§ **What you will do**
Below is a listing; copy all of it exactly.

Figure dataset records:
• • • •

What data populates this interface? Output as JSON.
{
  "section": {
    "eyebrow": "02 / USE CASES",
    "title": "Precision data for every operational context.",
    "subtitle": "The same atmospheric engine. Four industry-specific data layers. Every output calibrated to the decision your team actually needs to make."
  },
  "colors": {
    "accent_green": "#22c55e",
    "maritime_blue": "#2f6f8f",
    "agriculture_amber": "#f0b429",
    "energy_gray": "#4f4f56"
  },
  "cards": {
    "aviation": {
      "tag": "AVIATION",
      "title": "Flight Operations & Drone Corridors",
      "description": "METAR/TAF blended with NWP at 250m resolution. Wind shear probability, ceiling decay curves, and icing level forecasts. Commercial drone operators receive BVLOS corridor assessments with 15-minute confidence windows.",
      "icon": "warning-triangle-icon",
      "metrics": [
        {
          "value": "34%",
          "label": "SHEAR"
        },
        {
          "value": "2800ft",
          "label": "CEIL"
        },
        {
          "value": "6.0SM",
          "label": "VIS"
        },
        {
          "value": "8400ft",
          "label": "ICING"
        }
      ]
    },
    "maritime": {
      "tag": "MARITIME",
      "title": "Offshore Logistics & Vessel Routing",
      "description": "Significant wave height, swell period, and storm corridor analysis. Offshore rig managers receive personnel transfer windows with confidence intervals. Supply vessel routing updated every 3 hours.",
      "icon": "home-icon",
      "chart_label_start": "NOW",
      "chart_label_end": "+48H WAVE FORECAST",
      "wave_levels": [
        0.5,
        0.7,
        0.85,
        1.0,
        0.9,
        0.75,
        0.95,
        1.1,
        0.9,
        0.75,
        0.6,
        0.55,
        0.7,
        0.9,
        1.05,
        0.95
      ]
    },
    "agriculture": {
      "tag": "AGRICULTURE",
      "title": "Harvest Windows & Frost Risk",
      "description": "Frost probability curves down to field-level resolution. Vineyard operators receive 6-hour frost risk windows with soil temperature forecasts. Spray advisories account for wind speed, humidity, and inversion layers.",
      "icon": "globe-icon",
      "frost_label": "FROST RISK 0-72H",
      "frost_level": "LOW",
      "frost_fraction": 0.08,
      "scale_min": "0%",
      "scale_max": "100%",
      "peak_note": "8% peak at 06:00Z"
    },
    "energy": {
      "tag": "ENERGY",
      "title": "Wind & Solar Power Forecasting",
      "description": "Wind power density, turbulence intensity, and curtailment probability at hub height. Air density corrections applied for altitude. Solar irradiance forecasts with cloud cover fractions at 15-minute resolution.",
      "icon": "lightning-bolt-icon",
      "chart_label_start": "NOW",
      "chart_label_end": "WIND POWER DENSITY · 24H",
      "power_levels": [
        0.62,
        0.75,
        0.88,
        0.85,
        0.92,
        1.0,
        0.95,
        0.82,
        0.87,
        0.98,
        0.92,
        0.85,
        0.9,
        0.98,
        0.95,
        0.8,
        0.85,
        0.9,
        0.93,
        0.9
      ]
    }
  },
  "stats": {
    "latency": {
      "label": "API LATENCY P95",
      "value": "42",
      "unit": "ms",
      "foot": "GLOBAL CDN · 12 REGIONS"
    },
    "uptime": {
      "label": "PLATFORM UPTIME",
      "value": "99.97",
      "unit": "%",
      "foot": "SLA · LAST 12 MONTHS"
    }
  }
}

• • • •

§ **Expected answer**
What data populates this interface? Output as JSON.
{
  "section": {
    "eyebrow": "02 / USE CASES",
    "title": "Precision data for every operational context.",
    "subtitle": "The same atmospheric engine. Four industry-specific data layers. Every output calibrated to the decision your team actually needs to make."
  },
  "colors": {
    "accent_green": "#22c55e",
    "maritime_blue": "#2f6f8f",
    "agriculture_amber": "#f0b429",
    "energy_gray": "#4f4f56"
  },
  "cards": {
    "aviation": {
      "tag": "AVIATION",
      "title": "Flight Operations & Drone Corridors",
      "description": "METAR/TAF blended with NWP at 250m resolution. Wind shear probability, ceiling decay curves, and icing level forecasts. Commercial drone operators receive BVLOS corridor assessments with 15-minute confidence windows.",
      "icon": "warning-triangle-icon",
      "metrics": [
        {
          "value": "34%",
          "label": "SHEAR"
        },
        {
          "value": "2800ft",
          "label": "CEIL"
        },
        {
          "value": "6.0SM",
          "label": "VIS"
        },
        {
          "value": "8400ft",
          "label": "ICING"
        }
      ]
    },
    "maritime": {
      "tag": "MARITIME",
      "title": "Offshore Logistics & Vessel Routing",
      "description": "Significant wave height, swell period, and storm corridor analysis. Offshore rig managers receive personnel transfer windows with confidence intervals. Supply vessel routing updated every 3 hours.",
      "icon": "home-icon",
      "chart_label_start": "NOW",
      "chart_label_end": "+48H WAVE FORECAST",
      "wave_levels": [
        0.5,
        0.7,
        0.85,
        1.0,
        0.9,
        0.75,
        0.95,
        1.1,
        0.9,
        0.75,
        0.6,
        0.55,
        0.7,
        0.9,
        1.05,
        0.95
      ]
    },
    "agriculture": {
      "tag": "AGRICULTURE",
      "title": "Harvest Windows & Frost Risk",
      "description": "Frost probability curves down to field-level resolution. Vineyard operators receive 6-hour frost risk windows with soil temperature forecasts. Spray advisories account for wind speed, humidity, and inversion layers.",
      "icon": "globe-icon",
      "frost_label": "FROST RISK 0-72H",
      "frost_level": "LOW",
      "frost_fraction": 0.08,
      "scale_min": "0%",
      "scale_max": "100%",
      "peak_note": "8% peak at 06:00Z"
    },
    "energy": {
      "tag": "ENERGY",
      "title": "Wind & Solar Power Forecasting",
      "description": "Wind power density, turbulence intensity, and curtailment probability at hub height. Air density corrections applied for altitude. Solar irradiance forecasts with cloud cover fractions at 15-minute resolution.",
      "icon": "lightning-bolt-icon",
      "chart_label_start": "NOW",
      "chart_label_end": "WIND POWER DENSITY · 24H",
      "power_levels": [
        0.62,
        0.75,
        0.88,
        0.85,
        0.92,
        1.0,
        0.95,
        0.82,
        0.87,
        0.98,
        0.92,
        0.85,
        0.9,
        0.98,
        0.95,
        0.8,
        0.85,
        0.9,
        0.93,
        0.9
      ]
    }
  },
  "stats": {
    "latency": {
      "label": "API LATENCY P95",
      "value": "42",
      "unit": "ms",
      "foot": "GLOBAL CDN · 12 REGIONS"
    },
    "uptime": {
      "label": "PLATFORM UPTIME",
      "value": "99.97",
      "unit": "%",
      "foot": "SLA · LAST 12 MONTHS"
    }
  }
}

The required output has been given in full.